» **REQUEST**:
Rewrite the lines of all the records below as a numbered list, skipping any blank lines.

» **INFORMATION SUPPLIED**:

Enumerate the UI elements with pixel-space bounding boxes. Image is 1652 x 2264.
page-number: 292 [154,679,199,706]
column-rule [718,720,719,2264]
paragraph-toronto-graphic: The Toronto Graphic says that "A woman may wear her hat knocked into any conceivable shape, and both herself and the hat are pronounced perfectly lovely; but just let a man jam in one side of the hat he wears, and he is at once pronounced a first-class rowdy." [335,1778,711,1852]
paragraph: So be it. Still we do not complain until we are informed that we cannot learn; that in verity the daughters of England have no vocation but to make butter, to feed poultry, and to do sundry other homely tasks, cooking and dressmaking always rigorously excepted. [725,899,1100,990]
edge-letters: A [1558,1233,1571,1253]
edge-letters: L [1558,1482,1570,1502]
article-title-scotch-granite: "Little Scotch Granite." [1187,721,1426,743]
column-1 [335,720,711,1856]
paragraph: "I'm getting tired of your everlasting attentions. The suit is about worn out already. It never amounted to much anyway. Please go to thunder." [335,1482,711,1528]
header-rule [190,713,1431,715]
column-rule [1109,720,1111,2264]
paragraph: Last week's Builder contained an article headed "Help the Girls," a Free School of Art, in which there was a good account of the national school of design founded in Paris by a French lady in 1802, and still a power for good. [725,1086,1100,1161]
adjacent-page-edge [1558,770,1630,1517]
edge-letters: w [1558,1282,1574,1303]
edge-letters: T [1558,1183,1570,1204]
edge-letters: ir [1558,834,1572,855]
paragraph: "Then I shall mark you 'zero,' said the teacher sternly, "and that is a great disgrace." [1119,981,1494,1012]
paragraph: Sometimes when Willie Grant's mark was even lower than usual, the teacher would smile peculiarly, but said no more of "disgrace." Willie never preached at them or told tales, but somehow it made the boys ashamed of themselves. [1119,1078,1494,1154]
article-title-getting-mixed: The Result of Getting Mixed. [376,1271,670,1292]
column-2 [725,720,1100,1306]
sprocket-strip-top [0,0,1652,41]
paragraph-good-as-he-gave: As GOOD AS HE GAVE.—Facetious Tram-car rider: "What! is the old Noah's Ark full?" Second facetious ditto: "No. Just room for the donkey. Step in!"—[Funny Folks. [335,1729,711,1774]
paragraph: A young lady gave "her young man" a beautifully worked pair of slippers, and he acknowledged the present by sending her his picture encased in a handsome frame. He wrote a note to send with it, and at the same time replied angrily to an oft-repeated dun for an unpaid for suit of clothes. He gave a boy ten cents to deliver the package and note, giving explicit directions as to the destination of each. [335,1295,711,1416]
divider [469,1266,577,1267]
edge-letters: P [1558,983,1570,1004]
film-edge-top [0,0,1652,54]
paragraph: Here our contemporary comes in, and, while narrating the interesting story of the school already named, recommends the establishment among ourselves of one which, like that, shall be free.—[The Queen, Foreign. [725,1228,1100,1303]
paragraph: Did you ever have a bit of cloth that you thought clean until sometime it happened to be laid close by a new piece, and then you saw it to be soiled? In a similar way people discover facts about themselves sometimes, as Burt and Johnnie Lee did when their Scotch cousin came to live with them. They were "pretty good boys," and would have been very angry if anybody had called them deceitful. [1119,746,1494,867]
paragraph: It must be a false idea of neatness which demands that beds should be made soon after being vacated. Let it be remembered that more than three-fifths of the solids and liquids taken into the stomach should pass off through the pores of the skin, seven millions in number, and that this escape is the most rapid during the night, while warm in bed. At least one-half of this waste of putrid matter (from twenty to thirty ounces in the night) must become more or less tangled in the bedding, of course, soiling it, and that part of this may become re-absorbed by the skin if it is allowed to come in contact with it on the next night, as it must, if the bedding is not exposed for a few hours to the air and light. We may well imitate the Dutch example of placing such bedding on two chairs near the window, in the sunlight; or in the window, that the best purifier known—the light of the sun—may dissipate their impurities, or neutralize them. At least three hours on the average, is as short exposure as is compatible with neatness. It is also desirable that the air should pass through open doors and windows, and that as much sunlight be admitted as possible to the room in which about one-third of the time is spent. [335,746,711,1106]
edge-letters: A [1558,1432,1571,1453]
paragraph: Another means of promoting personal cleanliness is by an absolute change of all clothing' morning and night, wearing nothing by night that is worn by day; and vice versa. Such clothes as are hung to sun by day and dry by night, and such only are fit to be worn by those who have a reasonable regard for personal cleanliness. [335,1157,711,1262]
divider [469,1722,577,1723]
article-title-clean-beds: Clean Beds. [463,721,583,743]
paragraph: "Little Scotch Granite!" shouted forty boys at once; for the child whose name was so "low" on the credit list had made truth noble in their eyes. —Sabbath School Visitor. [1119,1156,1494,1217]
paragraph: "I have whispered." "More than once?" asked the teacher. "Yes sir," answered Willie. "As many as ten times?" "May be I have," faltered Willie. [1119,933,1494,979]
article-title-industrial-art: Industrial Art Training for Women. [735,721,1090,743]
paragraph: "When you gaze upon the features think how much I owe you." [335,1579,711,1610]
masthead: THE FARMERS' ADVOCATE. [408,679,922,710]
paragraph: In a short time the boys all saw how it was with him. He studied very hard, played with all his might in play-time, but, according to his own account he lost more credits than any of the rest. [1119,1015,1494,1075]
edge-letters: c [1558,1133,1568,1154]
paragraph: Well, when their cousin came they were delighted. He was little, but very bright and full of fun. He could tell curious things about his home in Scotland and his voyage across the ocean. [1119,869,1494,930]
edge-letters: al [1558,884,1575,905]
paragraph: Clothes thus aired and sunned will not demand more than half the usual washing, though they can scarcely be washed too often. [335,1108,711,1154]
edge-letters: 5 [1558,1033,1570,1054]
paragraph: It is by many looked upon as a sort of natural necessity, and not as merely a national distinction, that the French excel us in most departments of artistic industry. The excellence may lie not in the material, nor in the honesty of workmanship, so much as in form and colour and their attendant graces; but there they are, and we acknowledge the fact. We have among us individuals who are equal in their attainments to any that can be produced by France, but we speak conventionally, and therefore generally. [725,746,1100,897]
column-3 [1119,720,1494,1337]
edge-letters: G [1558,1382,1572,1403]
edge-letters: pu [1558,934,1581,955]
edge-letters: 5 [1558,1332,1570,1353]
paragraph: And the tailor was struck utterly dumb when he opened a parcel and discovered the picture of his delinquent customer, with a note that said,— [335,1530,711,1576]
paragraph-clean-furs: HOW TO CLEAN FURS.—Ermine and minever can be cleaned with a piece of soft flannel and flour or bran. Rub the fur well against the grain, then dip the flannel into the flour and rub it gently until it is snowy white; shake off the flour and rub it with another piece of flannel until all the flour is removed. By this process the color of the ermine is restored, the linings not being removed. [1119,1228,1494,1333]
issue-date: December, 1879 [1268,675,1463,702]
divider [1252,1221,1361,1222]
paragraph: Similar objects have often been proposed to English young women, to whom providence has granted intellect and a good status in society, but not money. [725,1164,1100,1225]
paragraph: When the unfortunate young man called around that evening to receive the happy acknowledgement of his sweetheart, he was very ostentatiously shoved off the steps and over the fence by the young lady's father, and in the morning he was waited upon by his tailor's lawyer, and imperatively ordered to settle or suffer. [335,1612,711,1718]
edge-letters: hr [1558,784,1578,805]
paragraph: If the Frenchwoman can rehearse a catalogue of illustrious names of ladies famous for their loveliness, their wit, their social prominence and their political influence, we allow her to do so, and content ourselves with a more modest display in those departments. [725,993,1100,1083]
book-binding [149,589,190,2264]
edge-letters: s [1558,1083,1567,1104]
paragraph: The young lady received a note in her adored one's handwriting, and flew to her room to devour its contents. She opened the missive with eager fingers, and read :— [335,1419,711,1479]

» **THE ANSWER**:
1. Enumerate the UI elements with pixel-space bounding boxes. Image is 1652 x 2264.
2. page-number: 292 [154,679,199,706]
3. column-rule [718,720,719,2264]
4. paragraph-toronto-graphic: The Toronto Graphic says that "A woman may wear her hat knocked into any conceivable shape, and both herself and the hat are pronounced perfectly lovely; but just let a man jam in one side of the hat he wears, and he is at once pronounced a first-class rowdy." [335,1778,711,1852]
5. paragraph: So be it. Still we do not complain until we are informed that we cannot learn; that in verity the daughters of England have no vocation but to make butter, to feed poultry, and to do sundry other homely tasks, cooking and dressmaking always rigorously excepted. [725,899,1100,990]
6. edge-letters: A [1558,1233,1571,1253]
7. edge-letters: L [1558,1482,1570,1502]
8. article-title-scotch-granite: "Little Scotch Granite." [1187,721,1426,743]
9. column-1 [335,720,711,1856]
10. paragraph: "I'm getting tired of your everlasting attentions. The suit is about worn out already. It never amounted to much anyway. Please go to thunder." [335,1482,711,1528]
11. header-rule [190,713,1431,715]
12. column-rule [1109,720,1111,2264]
13. paragraph: Last week's Builder contained an article headed "Help the Girls," a Free School of Art, in which there was a good account of the national school of design founded in Paris by a French lady in 1802, and still a power for good. [725,1086,1100,1161]
14. adjacent-page-edge [1558,770,1630,1517]
15. edge-letters: w [1558,1282,1574,1303]
16. edge-letters: T [1558,1183,1570,1204]
17. edge-letters: ir [1558,834,1572,855]
18. paragraph: "Then I shall mark you 'zero,' said the teacher sternly, "and that is a great disgrace." [1119,981,1494,1012]
19. paragraph: Sometimes when Willie Grant's mark was even lower than usual, the teacher would smile peculiarly, but said no more of "disgrace." Willie never preached at them or told tales, but somehow it made the boys ashamed of themselves. [1119,1078,1494,1154]
20. article-title-getting-mixed: The Result of Getting Mixed. [376,1271,670,1292]
21. column-2 [725,720,1100,1306]
22. sprocket-strip-top [0,0,1652,41]
23. paragraph-good-as-he-gave: As GOOD AS HE GAVE.—Facetious Tram-car rider: "What! is the old Noah's Ark full?" Second facetious ditto: "No. Just room for the donkey. Step in!"—[Funny Folks. [335,1729,711,1774]
24. paragraph: A young lady gave "her young man" a beautifully worked pair of slippers, and he acknowledged the present by sending her his picture encased in a handsome frame. He wrote a note to send with it, and at the same time replied angrily to an oft-repeated dun for an unpaid for suit of clothes. He gave a boy ten cents to deliver the package and note, giving explicit directions as to the destination of each. [335,1295,711,1416]
25. divider [469,1266,577,1267]
26. edge-letters: P [1558,983,1570,1004]
27. film-edge-top [0,0,1652,54]
28. paragraph: Here our contemporary comes in, and, while narrating the interesting story of the school already named, recommends the establishment among ourselves of one which, like that, shall be free.—[The Queen, Foreign. [725,1228,1100,1303]
29. paragraph: Did you ever have a bit of cloth that you thought clean until sometime it happened to be laid close by a new piece, and then you saw it to be soiled? In a similar way people discover facts about themselves sometimes, as Burt and Johnnie Lee did when their Scotch cousin came to live with them. They were "pretty good boys," and would have been very angry if anybody had called them deceitful. [1119,746,1494,867]
30. paragraph: It must be a false idea of neatness which demands that beds should be made soon after being vacated. Let it be remembered that more than three-fifths of the solids and liquids taken into the stomach should pass off through the pores of the skin, seven millions in number, and that this escape is the most rapid during the night, while warm in bed. At least one-half of this waste of putrid matter (from twenty to thirty ounces in the night) must become more or less tangled in the bedding, of course, soiling it, and that part of this may become re-absorbed by the skin if it is allowed to come in contact with it on the next night, as it must, if the bedding is not exposed for a few hours to the air and light. We may well imitate the Dutch example of placing such bedding on two chairs near the window, in the sunlight; or in the window, that the best purifier known—the light of the sun—may dissipate their impurities, or neutralize them. At least three hours on the average, is as short exposure as is compatible with neatness. It is also desirable that the air should pass through open doors and windows, and that as much sunlight be admitted as possible to the room in which about one-third of the time is spent. [335,746,711,1106]
31. edge-letters: A [1558,1432,1571,1453]
32. paragraph: Another means of promoting personal cleanliness is by an absolute change of all clothing' morning and night, wearing nothing by night that is worn by day; and vice versa. Such clothes as are hung to sun by day and dry by night, and such only are fit to be worn by those who have a reasonable regard for personal cleanliness. [335,1157,711,1262]
33. divider [469,1722,577,1723]
34. article-title-clean-beds: Clean Beds. [463,721,583,743]
35. paragraph: "Little Scotch Granite!" shouted forty boys at once; for the child whose name was so "low" on the credit list had made truth noble in their eyes. —Sabbath School Visitor. [1119,1156,1494,1217]
36. paragraph: "I have whispered." "More than once?" asked the teacher. "Yes sir," answered Willie. "As many as ten times?" "May be I have," faltered Willie. [1119,933,1494,979]
37. article-title-industrial-art: Industrial Art Training for Women. [735,721,1090,743]
38. paragraph: "When you gaze upon the features think how much I owe you." [335,1579,711,1610]
39. masthead: THE FARMERS' ADVOCATE. [408,679,922,710]
40. paragraph: In a short time the boys all saw how it was with him. He studied very hard, played with all his might in play-time, but, according to his own account he lost more credits than any of the rest. [1119,1015,1494,1075]
41. edge-letters: c [1558,1133,1568,1154]
42. paragraph: Well, when their cousin came they were delighted. He was little, but very bright and full of fun. He could tell curious things about his home in Scotland and his voyage across the ocean. [1119,869,1494,930]
43. edge-letters: al [1558,884,1575,905]
44. paragraph: Clothes thus aired and sunned will not demand more than half the usual washing, though they can scarcely be washed too often. [335,1108,711,1154]
45. edge-letters: 5 [1558,1033,1570,1054]
46. paragraph: It is by many looked upon as a sort of natural necessity, and not as merely a national distinction, that the French excel us in most departments of artistic industry. The excellence may lie not in the material, nor in the honesty of workmanship, so much as in form and colour and their attendant graces; but there they are, and we acknowledge the fact. We have among us individuals who are equal in their attainments to any that can be produced by France, but we speak conventionally, and therefore generally. [725,746,1100,897]
47. column-3 [1119,720,1494,1337]
48. edge-letters: G [1558,1382,1572,1403]
49. edge-letters: pu [1558,934,1581,955]
50. edge-letters: 5 [1558,1332,1570,1353]
51. paragraph: And the tailor was struck utterly dumb when he opened a parcel and discovered the picture of his delinquent customer, with a note that said,— [335,1530,711,1576]
52. paragraph-clean-furs: HOW TO CLEAN FURS.—Ermine and minever can be cleaned with a piece of soft flannel and flour or bran. Rub the fur well against the grain, then dip the flannel into the flour and rub it gently until it is snowy white; shake off the flour and rub it with another piece of flannel until all the flour is removed. By this process the color of the ermine is restored, the linings not being removed. [1119,1228,1494,1333]
53. issue-date: December, 1879 [1268,675,1463,702]
54. divider [1252,1221,1361,1222]
55. paragraph: Similar objects have often been proposed to English young women, to whom providence has granted intellect and a good status in society, but not money. [725,1164,1100,1225]
56. paragraph: When the unfortunate young man called around that evening to receive the happy acknowledgement of his sweetheart, he was very ostentatiously shoved off the steps and over the fence by the young lady's father, and in the morning he was waited upon by his tailor's lawyer, and imperatively ordered to settle or suffer. [335,1612,711,1718]
57. edge-letters: hr [1558,784,1578,805]
58. paragraph: If the Frenchwoman can rehearse a catalogue of illustrious names of ladies famous for their loveliness, their wit, their social prominence and their political influence, we allow her to do so, and content ourselves with a more modest display in those departments. [725,993,1100,1083]
59. book-binding [149,589,190,2264]
60. edge-letters: s [1558,1083,1567,1104]
61. paragraph: The young lady received a note in her adored one's handwriting, and flew to her room to devour its contents. She opened the missive with eager fingers, and read :— [335,1419,711,1479]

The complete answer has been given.